Dataset records -
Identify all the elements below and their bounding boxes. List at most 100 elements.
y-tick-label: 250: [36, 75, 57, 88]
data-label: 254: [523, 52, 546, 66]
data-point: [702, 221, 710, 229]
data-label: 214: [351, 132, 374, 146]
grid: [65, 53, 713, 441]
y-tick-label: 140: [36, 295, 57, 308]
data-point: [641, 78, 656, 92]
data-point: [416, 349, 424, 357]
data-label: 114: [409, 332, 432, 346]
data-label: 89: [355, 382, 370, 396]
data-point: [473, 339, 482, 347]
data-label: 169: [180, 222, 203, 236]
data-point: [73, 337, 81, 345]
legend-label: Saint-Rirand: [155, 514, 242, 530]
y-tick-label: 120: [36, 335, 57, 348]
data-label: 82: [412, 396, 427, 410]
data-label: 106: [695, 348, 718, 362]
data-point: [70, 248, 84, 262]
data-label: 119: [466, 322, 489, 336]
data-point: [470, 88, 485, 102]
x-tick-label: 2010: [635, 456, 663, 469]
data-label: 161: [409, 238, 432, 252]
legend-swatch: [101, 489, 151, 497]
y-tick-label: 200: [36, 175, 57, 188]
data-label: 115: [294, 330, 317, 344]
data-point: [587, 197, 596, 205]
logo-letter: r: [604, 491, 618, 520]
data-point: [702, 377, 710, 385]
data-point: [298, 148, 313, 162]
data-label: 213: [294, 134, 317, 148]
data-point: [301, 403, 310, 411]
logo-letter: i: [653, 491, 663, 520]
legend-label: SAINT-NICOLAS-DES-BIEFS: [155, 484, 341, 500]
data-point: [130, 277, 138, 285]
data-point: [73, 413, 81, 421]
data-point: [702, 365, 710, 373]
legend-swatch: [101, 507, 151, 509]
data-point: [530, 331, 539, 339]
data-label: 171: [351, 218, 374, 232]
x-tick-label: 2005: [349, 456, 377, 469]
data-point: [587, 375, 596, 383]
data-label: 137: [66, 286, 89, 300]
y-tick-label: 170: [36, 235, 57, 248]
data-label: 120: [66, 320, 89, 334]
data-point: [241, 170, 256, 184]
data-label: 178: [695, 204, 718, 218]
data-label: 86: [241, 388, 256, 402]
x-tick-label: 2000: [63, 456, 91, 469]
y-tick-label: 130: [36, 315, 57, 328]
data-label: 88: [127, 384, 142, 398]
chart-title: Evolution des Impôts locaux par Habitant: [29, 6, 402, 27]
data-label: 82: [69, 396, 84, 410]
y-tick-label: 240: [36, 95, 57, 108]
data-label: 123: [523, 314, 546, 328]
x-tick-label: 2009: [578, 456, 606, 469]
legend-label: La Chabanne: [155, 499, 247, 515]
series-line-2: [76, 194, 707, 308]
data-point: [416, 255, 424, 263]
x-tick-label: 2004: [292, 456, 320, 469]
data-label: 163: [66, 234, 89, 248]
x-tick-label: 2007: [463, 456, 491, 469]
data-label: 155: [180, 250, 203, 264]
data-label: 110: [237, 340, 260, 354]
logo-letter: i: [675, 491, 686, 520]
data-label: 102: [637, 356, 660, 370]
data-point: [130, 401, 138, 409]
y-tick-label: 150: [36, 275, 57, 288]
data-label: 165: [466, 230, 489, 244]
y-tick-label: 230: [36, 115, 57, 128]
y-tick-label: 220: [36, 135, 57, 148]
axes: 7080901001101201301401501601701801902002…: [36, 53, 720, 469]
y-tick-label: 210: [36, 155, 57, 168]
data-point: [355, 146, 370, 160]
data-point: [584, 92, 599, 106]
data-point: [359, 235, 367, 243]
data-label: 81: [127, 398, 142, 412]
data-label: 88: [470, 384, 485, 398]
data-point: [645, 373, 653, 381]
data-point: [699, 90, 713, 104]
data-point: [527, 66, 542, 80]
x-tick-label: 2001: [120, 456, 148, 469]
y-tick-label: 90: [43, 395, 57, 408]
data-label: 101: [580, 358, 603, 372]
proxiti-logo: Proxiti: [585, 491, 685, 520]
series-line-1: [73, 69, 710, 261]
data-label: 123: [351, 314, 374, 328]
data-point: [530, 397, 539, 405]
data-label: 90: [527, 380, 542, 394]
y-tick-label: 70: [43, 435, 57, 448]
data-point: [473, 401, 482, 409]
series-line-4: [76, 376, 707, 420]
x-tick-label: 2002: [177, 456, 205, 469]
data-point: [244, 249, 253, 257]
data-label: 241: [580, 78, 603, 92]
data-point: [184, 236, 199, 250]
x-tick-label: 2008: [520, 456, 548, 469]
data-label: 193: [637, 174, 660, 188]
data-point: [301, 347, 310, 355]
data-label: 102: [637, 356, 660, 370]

Exercise aim - Can you write out the rows above again, changing every "data-label" to "value-label" and leaving everything else as it is?

Complete output -
Identify all the elements below and their bounding boxes. List at most 100 elements.
y-tick-label: 250: [36, 75, 57, 88]
value-label: 254: [523, 52, 546, 66]
data-point: [702, 221, 710, 229]
value-label: 214: [351, 132, 374, 146]
grid: [65, 53, 713, 441]
y-tick-label: 140: [36, 295, 57, 308]
data-point: [641, 78, 656, 92]
data-point: [416, 349, 424, 357]
value-label: 114: [409, 332, 432, 346]
value-label: 89: [355, 382, 370, 396]
data-point: [473, 339, 482, 347]
value-label: 169: [180, 222, 203, 236]
data-point: [73, 337, 81, 345]
legend-label: Saint-Rirand: [155, 514, 242, 530]
y-tick-label: 120: [36, 335, 57, 348]
value-label: 82: [412, 396, 427, 410]
value-label: 106: [695, 348, 718, 362]
data-point: [70, 248, 84, 262]
value-label: 119: [466, 322, 489, 336]
data-point: [470, 88, 485, 102]
x-tick-label: 2010: [635, 456, 663, 469]
value-label: 161: [409, 238, 432, 252]
legend-swatch: [101, 489, 151, 497]
y-tick-label: 200: [36, 175, 57, 188]
value-label: 115: [294, 330, 317, 344]
data-point: [587, 197, 596, 205]
logo-letter: r: [604, 491, 618, 520]
data-point: [702, 377, 710, 385]
data-point: [298, 148, 313, 162]
value-label: 213: [294, 134, 317, 148]
data-point: [301, 403, 310, 411]
logo-letter: i: [653, 491, 663, 520]
legend-label: SAINT-NICOLAS-DES-BIEFS: [155, 484, 341, 500]
data-point: [130, 277, 138, 285]
data-point: [73, 413, 81, 421]
data-point: [702, 365, 710, 373]
legend-swatch: [101, 507, 151, 509]
data-point: [530, 331, 539, 339]
value-label: 171: [351, 218, 374, 232]
x-tick-label: 2005: [349, 456, 377, 469]
data-point: [587, 375, 596, 383]
value-label: 137: [66, 286, 89, 300]
y-tick-label: 170: [36, 235, 57, 248]
value-label: 120: [66, 320, 89, 334]
data-point: [241, 170, 256, 184]
value-label: 178: [695, 204, 718, 218]
value-label: 86: [241, 388, 256, 402]
x-tick-label: 2000: [63, 456, 91, 469]
y-tick-label: 130: [36, 315, 57, 328]
value-label: 88: [127, 384, 142, 398]
chart-title: Evolution des Impôts locaux par Habitant: [29, 6, 402, 27]
value-label: 82: [69, 396, 84, 410]
y-tick-label: 240: [36, 95, 57, 108]
value-label: 123: [523, 314, 546, 328]
x-tick-label: 2009: [578, 456, 606, 469]
legend-label: La Chabanne: [155, 499, 247, 515]
series-line-2: [76, 194, 707, 308]
data-point: [416, 255, 424, 263]
x-tick-label: 2004: [292, 456, 320, 469]
value-label: 163: [66, 234, 89, 248]
x-tick-label: 2007: [463, 456, 491, 469]
value-label: 155: [180, 250, 203, 264]
value-label: 110: [237, 340, 260, 354]
logo-letter: i: [675, 491, 686, 520]
value-label: 102: [637, 356, 660, 370]
data-point: [130, 401, 138, 409]
y-tick-label: 150: [36, 275, 57, 288]
value-label: 165: [466, 230, 489, 244]
y-tick-label: 230: [36, 115, 57, 128]
y-tick-label: 220: [36, 135, 57, 148]
axes: 7080901001101201301401501601701801902002…: [36, 53, 720, 469]
y-tick-label: 210: [36, 155, 57, 168]
data-point: [355, 146, 370, 160]
data-point: [584, 92, 599, 106]
data-point: [359, 235, 367, 243]
value-label: 81: [127, 398, 142, 412]
value-label: 88: [470, 384, 485, 398]
data-point: [645, 373, 653, 381]
data-point: [699, 90, 713, 104]
data-point: [527, 66, 542, 80]
x-tick-label: 2001: [120, 456, 148, 469]
y-tick-label: 90: [43, 395, 57, 408]
value-label: 101: [580, 358, 603, 372]
proxiti-logo: Proxiti: [585, 491, 685, 520]
series-line-1: [73, 69, 710, 261]
value-label: 123: [351, 314, 374, 328]
data-point: [530, 397, 539, 405]
value-label: 90: [527, 380, 542, 394]
y-tick-label: 70: [43, 435, 57, 448]
data-point: [473, 401, 482, 409]
series-line-4: [76, 376, 707, 420]
x-tick-label: 2002: [177, 456, 205, 469]
data-point: [244, 249, 253, 257]
value-label: 241: [580, 78, 603, 92]
data-point: [184, 236, 199, 250]
x-tick-label: 2008: [520, 456, 548, 469]
value-label: 193: [637, 174, 660, 188]
data-point: [301, 347, 310, 355]
value-label: 102: [637, 356, 660, 370]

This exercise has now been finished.